(Lines of data)
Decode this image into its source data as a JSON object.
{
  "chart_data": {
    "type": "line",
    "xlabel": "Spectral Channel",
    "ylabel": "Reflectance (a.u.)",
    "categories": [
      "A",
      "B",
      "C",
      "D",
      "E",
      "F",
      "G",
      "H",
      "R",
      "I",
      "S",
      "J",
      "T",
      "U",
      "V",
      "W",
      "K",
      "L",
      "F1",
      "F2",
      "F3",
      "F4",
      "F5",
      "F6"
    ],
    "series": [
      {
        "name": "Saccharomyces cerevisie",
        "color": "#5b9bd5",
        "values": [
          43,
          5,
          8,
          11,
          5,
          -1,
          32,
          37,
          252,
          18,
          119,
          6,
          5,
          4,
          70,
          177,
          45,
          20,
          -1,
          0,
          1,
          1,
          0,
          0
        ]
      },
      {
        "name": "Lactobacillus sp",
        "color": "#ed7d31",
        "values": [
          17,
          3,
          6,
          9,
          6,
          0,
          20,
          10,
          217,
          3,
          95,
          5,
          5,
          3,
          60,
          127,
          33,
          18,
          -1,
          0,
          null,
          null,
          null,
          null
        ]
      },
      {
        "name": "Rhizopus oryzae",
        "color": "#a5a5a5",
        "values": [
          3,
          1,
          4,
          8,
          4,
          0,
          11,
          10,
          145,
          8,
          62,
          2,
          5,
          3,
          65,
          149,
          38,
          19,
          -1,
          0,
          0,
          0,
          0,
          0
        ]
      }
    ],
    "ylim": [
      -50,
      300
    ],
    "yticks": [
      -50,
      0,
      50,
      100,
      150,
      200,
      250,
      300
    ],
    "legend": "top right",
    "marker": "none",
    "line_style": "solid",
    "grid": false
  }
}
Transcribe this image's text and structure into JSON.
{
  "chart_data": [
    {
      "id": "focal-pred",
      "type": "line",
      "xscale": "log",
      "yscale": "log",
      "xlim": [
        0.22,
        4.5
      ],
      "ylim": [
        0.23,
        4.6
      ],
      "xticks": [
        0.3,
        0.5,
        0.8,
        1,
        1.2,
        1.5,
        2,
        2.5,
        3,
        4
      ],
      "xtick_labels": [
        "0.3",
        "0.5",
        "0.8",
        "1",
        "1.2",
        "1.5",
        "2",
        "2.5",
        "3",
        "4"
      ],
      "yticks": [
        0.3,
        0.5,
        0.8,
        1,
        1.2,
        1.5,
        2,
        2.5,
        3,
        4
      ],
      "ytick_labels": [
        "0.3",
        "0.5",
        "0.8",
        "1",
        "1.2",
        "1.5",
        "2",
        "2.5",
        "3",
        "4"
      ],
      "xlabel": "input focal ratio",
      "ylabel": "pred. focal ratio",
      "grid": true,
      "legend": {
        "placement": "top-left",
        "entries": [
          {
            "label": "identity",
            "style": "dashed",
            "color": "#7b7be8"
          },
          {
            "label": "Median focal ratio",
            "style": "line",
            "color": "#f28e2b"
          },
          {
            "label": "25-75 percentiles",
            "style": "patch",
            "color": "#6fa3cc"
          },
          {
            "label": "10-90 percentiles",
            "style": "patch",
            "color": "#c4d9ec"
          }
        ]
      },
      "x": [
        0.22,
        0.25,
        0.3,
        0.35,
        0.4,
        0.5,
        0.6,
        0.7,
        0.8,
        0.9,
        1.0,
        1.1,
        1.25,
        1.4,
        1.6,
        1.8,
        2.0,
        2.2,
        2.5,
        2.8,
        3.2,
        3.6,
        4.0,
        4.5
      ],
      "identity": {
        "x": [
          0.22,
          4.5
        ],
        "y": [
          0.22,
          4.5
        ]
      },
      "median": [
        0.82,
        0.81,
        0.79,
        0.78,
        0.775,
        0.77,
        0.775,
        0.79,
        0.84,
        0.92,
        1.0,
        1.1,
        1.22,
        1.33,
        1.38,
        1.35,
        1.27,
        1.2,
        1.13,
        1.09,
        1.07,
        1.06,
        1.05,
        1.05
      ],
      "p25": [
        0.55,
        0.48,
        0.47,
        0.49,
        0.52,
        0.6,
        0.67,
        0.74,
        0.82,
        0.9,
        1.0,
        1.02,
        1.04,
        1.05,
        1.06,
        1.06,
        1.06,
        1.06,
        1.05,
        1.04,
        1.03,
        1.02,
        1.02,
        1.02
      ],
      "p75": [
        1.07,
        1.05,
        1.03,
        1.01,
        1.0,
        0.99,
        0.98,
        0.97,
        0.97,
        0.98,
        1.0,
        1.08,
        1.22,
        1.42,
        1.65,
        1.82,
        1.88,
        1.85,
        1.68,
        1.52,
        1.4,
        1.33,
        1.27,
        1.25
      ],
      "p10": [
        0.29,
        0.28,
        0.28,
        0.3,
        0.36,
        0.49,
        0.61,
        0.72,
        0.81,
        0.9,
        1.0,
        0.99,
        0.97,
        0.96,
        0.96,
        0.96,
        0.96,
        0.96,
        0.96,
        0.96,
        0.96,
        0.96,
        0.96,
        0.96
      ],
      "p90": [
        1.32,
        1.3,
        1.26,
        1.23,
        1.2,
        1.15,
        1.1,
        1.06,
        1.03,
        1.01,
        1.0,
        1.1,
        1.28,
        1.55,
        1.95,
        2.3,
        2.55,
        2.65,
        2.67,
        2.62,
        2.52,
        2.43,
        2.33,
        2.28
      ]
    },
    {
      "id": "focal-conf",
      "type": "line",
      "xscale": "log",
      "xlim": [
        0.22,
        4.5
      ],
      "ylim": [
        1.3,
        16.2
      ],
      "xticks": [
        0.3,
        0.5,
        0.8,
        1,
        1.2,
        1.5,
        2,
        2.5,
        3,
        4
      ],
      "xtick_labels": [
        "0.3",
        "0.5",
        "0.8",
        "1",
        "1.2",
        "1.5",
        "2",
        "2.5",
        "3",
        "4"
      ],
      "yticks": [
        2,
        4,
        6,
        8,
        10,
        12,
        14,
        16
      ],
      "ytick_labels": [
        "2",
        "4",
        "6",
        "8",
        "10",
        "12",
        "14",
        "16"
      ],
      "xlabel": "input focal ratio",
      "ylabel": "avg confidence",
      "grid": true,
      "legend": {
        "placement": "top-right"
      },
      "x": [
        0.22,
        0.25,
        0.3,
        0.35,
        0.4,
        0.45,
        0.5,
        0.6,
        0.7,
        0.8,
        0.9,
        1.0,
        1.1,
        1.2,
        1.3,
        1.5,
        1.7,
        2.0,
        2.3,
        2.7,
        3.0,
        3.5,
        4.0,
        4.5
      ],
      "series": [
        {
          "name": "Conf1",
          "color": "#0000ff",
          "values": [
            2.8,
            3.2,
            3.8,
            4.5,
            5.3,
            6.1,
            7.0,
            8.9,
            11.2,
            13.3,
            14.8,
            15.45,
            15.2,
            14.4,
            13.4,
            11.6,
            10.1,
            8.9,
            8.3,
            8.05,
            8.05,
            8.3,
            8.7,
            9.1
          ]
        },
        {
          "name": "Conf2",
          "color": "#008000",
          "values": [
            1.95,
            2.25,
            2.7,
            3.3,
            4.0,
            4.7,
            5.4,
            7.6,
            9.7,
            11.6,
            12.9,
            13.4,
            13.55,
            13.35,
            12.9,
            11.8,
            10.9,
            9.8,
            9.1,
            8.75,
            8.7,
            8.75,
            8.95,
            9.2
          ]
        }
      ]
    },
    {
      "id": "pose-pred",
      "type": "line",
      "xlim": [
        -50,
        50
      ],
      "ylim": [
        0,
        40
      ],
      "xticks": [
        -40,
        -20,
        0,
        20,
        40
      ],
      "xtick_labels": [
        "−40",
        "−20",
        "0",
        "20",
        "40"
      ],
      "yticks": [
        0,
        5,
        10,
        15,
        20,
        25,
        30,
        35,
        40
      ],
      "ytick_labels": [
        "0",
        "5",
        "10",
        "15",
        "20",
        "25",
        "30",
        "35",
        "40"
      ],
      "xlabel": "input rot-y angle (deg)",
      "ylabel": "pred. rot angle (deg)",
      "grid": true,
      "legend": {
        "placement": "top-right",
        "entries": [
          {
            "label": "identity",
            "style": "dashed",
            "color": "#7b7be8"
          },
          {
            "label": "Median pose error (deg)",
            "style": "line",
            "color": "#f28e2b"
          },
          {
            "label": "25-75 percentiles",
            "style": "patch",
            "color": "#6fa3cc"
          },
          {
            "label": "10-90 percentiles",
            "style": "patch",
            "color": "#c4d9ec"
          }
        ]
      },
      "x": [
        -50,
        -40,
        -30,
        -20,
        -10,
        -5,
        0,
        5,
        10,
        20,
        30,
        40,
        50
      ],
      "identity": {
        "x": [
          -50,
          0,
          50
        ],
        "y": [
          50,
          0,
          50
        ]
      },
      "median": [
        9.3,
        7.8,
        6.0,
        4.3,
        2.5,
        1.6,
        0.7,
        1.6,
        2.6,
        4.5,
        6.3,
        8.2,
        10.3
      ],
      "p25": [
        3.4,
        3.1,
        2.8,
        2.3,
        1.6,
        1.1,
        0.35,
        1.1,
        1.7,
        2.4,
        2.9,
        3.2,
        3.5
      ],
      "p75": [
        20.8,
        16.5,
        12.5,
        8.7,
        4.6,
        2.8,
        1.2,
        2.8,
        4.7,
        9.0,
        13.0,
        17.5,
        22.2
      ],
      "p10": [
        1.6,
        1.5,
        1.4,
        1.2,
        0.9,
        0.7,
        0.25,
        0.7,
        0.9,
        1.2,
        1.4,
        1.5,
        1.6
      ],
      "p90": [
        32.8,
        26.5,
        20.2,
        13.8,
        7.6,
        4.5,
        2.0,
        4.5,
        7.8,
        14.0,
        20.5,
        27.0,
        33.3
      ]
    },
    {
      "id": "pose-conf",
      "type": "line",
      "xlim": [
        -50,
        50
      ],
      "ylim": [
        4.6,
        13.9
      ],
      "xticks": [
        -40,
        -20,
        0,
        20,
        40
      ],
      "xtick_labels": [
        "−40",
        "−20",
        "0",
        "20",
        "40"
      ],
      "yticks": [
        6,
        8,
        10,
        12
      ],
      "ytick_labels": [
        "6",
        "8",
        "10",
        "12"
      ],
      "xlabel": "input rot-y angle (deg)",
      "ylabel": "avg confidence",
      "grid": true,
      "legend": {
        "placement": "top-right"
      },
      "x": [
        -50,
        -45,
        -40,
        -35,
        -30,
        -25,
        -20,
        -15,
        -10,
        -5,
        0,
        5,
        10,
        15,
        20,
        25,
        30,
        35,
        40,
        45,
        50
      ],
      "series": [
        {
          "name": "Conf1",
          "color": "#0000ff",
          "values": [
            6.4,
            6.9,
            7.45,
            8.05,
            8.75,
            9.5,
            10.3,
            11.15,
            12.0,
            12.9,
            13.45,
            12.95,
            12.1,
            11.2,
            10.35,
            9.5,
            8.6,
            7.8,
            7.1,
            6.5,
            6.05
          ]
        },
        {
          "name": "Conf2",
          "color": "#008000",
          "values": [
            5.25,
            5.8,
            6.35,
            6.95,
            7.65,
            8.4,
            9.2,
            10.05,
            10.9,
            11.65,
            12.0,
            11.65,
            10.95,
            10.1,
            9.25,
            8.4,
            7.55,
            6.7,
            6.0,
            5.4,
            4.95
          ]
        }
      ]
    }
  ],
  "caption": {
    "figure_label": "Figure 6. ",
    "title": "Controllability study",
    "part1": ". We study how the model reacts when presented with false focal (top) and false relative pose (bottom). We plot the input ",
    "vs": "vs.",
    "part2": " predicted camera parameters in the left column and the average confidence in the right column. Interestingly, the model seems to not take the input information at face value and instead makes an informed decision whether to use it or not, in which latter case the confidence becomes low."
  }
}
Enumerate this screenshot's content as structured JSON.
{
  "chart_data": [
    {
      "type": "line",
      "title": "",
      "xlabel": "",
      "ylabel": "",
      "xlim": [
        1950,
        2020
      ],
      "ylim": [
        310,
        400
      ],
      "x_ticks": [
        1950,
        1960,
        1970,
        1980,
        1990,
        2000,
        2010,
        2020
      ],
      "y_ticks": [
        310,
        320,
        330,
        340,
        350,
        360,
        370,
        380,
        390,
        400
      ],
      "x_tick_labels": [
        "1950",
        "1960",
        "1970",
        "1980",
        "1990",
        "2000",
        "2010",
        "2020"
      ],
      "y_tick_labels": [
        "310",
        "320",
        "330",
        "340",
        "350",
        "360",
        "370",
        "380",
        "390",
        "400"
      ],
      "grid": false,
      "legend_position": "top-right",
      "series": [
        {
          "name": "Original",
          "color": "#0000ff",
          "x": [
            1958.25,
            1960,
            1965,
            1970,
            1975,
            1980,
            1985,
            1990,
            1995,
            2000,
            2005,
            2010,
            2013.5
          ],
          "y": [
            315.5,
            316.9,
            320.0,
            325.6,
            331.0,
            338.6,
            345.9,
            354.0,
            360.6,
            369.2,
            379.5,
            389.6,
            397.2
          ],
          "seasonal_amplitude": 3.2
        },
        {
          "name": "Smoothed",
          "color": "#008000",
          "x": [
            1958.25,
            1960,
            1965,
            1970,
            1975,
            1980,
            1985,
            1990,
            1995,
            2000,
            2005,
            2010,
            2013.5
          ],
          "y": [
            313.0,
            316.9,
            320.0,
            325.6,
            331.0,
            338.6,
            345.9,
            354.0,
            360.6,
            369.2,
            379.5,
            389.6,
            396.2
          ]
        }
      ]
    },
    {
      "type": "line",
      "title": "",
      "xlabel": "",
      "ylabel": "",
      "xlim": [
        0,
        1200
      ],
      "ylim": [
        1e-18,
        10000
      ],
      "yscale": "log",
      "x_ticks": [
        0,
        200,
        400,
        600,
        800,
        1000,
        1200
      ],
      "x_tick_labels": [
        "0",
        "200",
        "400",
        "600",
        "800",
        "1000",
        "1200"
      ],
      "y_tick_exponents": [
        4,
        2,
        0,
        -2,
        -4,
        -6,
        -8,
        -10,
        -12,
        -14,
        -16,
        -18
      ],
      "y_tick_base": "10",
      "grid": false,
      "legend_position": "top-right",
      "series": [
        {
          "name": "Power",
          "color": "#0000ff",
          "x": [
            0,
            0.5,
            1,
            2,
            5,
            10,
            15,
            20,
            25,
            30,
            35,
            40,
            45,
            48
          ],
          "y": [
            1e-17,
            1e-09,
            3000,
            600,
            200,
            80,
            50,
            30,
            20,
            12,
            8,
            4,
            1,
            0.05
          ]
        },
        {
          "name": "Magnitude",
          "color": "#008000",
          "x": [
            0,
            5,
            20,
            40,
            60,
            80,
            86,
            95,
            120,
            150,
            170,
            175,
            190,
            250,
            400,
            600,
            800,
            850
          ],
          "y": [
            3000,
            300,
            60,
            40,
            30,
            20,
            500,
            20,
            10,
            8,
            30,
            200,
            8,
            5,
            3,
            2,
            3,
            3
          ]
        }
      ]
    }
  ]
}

WORK INSTRUCTIONS
Look through the entries above; copy every line holding the string "placement".

THE OUTPUT
        "placement": "top-left",
        "placement": "top-right"
        "placement": "top-right",
        "placement": "top-right"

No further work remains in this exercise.